In the entries below, count the lines holding "Intensity". Reply with the number only.

___ Dataset entries

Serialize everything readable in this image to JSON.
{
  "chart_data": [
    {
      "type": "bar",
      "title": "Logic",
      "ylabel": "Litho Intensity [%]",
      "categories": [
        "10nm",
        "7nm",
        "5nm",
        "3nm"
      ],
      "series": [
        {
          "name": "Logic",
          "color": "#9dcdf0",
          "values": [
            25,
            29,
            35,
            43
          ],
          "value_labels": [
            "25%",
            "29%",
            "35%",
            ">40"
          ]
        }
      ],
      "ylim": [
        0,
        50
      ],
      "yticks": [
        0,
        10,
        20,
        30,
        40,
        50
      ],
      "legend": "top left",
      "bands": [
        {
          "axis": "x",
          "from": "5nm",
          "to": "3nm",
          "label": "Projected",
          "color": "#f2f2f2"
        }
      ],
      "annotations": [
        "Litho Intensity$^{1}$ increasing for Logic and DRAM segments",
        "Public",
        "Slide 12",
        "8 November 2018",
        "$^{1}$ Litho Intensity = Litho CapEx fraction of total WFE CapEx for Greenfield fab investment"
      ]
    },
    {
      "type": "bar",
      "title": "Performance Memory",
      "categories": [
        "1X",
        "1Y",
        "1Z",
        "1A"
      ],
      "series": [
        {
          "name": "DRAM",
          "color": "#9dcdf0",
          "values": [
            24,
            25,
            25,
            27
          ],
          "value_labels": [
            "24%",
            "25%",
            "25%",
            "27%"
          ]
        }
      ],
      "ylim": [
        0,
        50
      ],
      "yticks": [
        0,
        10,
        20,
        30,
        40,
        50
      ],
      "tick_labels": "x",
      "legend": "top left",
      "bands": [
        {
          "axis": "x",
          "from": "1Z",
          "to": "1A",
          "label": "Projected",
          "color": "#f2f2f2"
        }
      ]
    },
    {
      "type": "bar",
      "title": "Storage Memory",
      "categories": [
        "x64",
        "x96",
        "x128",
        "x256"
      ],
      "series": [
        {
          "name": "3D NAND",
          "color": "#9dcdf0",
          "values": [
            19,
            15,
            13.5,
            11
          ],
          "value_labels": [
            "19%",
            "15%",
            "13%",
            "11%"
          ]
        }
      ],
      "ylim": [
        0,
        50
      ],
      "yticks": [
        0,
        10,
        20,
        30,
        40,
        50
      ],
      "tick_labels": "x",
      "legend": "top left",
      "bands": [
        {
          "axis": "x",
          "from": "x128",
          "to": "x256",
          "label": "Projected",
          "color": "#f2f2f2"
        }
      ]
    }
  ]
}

______

Final result: 3